All of the lines below are to be printed again exactly; images are excluded from the output.

SOURCE RECORDS:

** Start **

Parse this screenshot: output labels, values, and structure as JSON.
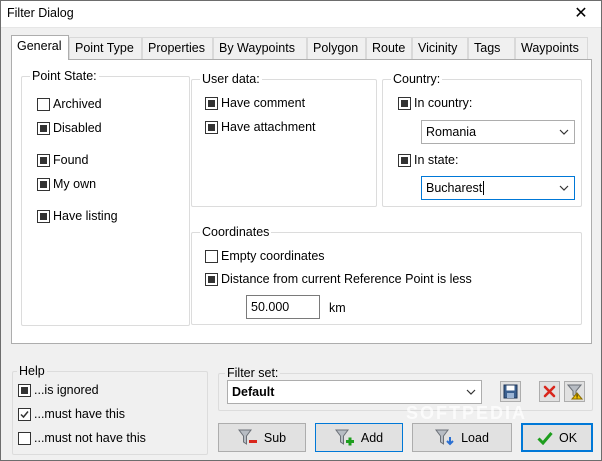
{
  "window": {
    "title": "Filter Dialog",
    "close_glyph": "✕"
  },
  "tabs": [
    {
      "label": "General"
    },
    {
      "label": "Point Type"
    },
    {
      "label": "Properties"
    },
    {
      "label": "By Waypoints"
    },
    {
      "label": "Polygon"
    },
    {
      "label": "Route"
    },
    {
      "label": "Vicinity"
    },
    {
      "label": "Tags"
    },
    {
      "label": "Waypoints"
    }
  ],
  "point_state": {
    "title": "Point State:",
    "items": [
      {
        "label": "Archived",
        "state": "unchecked"
      },
      {
        "label": "Disabled",
        "state": "indeterminate"
      },
      {
        "label": "Found",
        "state": "indeterminate"
      },
      {
        "label": "My own",
        "state": "indeterminate"
      },
      {
        "label": "Have listing",
        "state": "indeterminate"
      }
    ]
  },
  "user_data": {
    "title": "User data:",
    "items": [
      {
        "label": "Have comment",
        "state": "indeterminate"
      },
      {
        "label": "Have attachment",
        "state": "indeterminate"
      }
    ]
  },
  "country": {
    "title": "Country:",
    "in_country": {
      "label": "In country:",
      "state": "indeterminate",
      "value": "Romania"
    },
    "in_state": {
      "label": "In state:",
      "state": "indeterminate",
      "value": "Bucharest"
    }
  },
  "coordinates": {
    "title": "Coordinates",
    "empty": {
      "label": "Empty coordinates",
      "state": "unchecked"
    },
    "distance": {
      "label": "Distance from current Reference Point is less",
      "state": "indeterminate"
    },
    "distance_value": "50.000",
    "unit": "km"
  },
  "help": {
    "title": "Help",
    "items": [
      {
        "label": "...is ignored",
        "state": "indeterminate"
      },
      {
        "label": "...must have this",
        "state": "checked"
      },
      {
        "label": "...must not have this",
        "state": "unchecked"
      }
    ]
  },
  "filter_set": {
    "label": "Filter set:",
    "value": "Default"
  },
  "buttons": {
    "sub": "Sub",
    "add": "Add",
    "load": "Load",
    "ok": "OK"
  },
  "colors": {
    "accent": "#0078d7",
    "ok_check": "#1e9e1e",
    "delete_red": "#d9261c"
  },
  "watermark": "SOFTPEDIA"
}
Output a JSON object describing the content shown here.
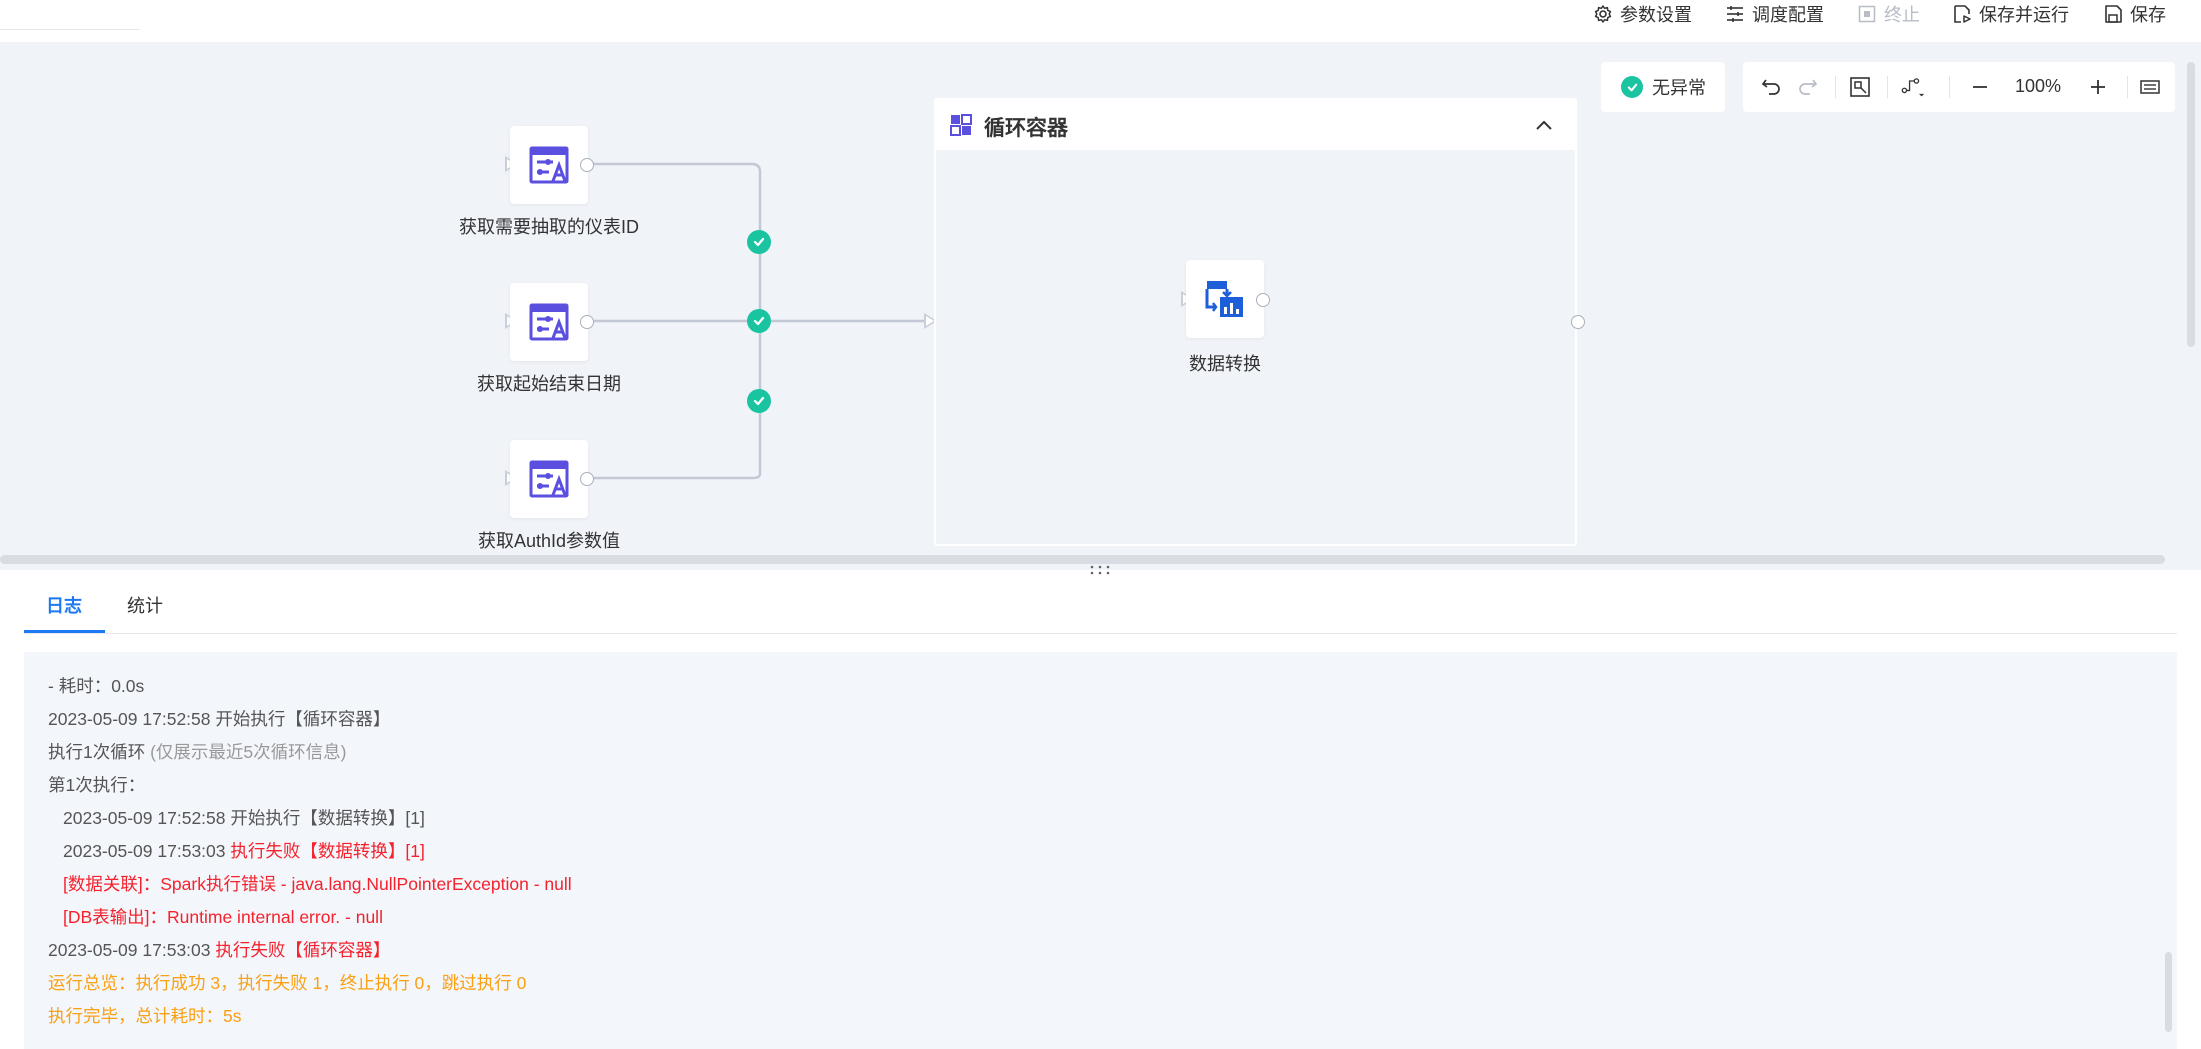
{
  "toolbar": {
    "params_label": "参数设置",
    "schedule_label": "调度配置",
    "stop_label": "终止",
    "save_run_label": "保存并运行",
    "save_label": "保存"
  },
  "canvas": {
    "status_text": "无异常",
    "zoom_level": "100%",
    "nodes": [
      {
        "label": "获取需要抽取的仪表ID"
      },
      {
        "label": "获取起始结束日期"
      },
      {
        "label": "获取AuthId参数值"
      }
    ],
    "loop_container": {
      "title": "循环容器",
      "inner_node_label": "数据转换"
    }
  },
  "panel": {
    "tabs": [
      "日志",
      "统计"
    ],
    "active_tab": "日志",
    "log": {
      "line1": "- 耗时：0.0s",
      "line2": "2023-05-09 17:52:58 开始执行【循环容器】",
      "line3_main": "执行1次循环",
      "line3_note": "(仅展示最近5次循环信息)",
      "line4": "第1次执行：",
      "line5": "2023-05-09 17:52:58 开始执行【数据转换】[1]",
      "line6_time": "2023-05-09 17:53:03",
      "line6_msg": "执行失败【数据转换】[1]",
      "line7": "[数据关联]：Spark执行错误 - java.lang.NullPointerException - null",
      "line8": "[DB表输出]：Runtime internal error. - null",
      "line9_time": "2023-05-09 17:53:03",
      "line9_msg": "执行失败【循环容器】",
      "line10": "运行总览：执行成功 3，执行失败 1，终止执行 0，跳过执行 0",
      "line11": "执行完毕，总计耗时：5s"
    }
  },
  "colors": {
    "accent": "#1d79f2",
    "success": "#1bc4a0",
    "error": "#f5222d",
    "warning": "#faa014",
    "node_icon": "#5b4fe0"
  }
}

** End **

ANSWER BELOW:
Parse this screenshot: output labels, values, and structure as JSON.
{
  "window": {
    "title": "Filter Dialog",
    "close_glyph": "✕"
  },
  "tabs": [
    {
      "label": "General"
    },
    {
      "label": "Point Type"
    },
    {
      "label": "Properties"
    },
    {
      "label": "By Waypoints"
    },
    {
      "label": "Polygon"
    },
    {
      "label": "Route"
    },
    {
      "label": "Vicinity"
    },
    {
      "label": "Tags"
    },
    {
      "label": "Waypoints"
    }
  ],
  "point_state": {
    "title": "Point State:",
    "items": [
      {
        "label": "Archived",
        "state": "unchecked"
      },
      {
        "label": "Disabled",
        "state": "indeterminate"
      },
      {
        "label": "Found",
        "state": "indeterminate"
      },
      {
        "label": "My own",
        "state": "indeterminate"
      },
      {
        "label": "Have listing",
        "state": "indeterminate"
      }
    ]
  },
  "user_data": {
    "title": "User data:",
    "items": [
      {
        "label": "Have comment",
        "state": "indeterminate"
      },
      {
        "label": "Have attachment",
        "state": "indeterminate"
      }
    ]
  },
  "country": {
    "title": "Country:",
    "in_country": {
      "label": "In country:",
      "state": "indeterminate",
      "value": "Romania"
    },
    "in_state": {
      "label": "In state:",
      "state": "indeterminate",
      "value": "Bucharest"
    }
  },
  "coordinates": {
    "title": "Coordinates",
    "empty": {
      "label": "Empty coordinates",
      "state": "unchecked"
    },
    "distance": {
      "label": "Distance from current Reference Point is less",
      "state": "indeterminate"
    },
    "distance_value": "50.000",
    "unit": "km"
  },
  "help": {
    "title": "Help",
    "items": [
      {
        "label": "...is ignored",
        "state": "indeterminate"
      },
      {
        "label": "...must have this",
        "state": "checked"
      },
      {
        "label": "...must not have this",
        "state": "unchecked"
      }
    ]
  },
  "filter_set": {
    "label": "Filter set:",
    "value": "Default"
  },
  "buttons": {
    "sub": "Sub",
    "add": "Add",
    "load": "Load",
    "ok": "OK"
  },
  "colors": {
    "accent": "#0078d7",
    "ok_check": "#1e9e1e",
    "delete_red": "#d9261c"
  },
  "watermark": "SOFTPEDIA"
}
Output a JSON object describing the content shown here.
{
  "toolbar": {
    "params_label": "参数设置",
    "schedule_label": "调度配置",
    "stop_label": "终止",
    "save_run_label": "保存并运行",
    "save_label": "保存"
  },
  "canvas": {
    "status_text": "无异常",
    "zoom_level": "100%",
    "nodes": [
      {
        "label": "获取需要抽取的仪表ID"
      },
      {
        "label": "获取起始结束日期"
      },
      {
        "label": "获取AuthId参数值"
      }
    ],
    "loop_container": {
      "title": "循环容器",
      "inner_node_label": "数据转换"
    }
  },
  "panel": {
    "tabs": [
      "日志",
      "统计"
    ],
    "active_tab": "日志",
    "log": {
      "line1": "- 耗时：0.0s",
      "line2": "2023-05-09 17:52:58 开始执行【循环容器】",
      "line3_main": "执行1次循环",
      "line3_note": "(仅展示最近5次循环信息)",
      "line4": "第1次执行：",
      "line5": "2023-05-09 17:52:58 开始执行【数据转换】[1]",
      "line6_time": "2023-05-09 17:53:03",
      "line6_msg": "执行失败【数据转换】[1]",
      "line7": "[数据关联]：Spark执行错误 - java.lang.NullPointerException - null",
      "line8": "[DB表输出]：Runtime internal error. - null",
      "line9_time": "2023-05-09 17:53:03",
      "line9_msg": "执行失败【循环容器】",
      "line10": "运行总览：执行成功 3，执行失败 1，终止执行 0，跳过执行 0",
      "line11": "执行完毕，总计耗时：5s"
    }
  },
  "colors": {
    "accent": "#1d79f2",
    "success": "#1bc4a0",
    "error": "#f5222d",
    "warning": "#faa014",
    "node_icon": "#5b4fe0"
  }
}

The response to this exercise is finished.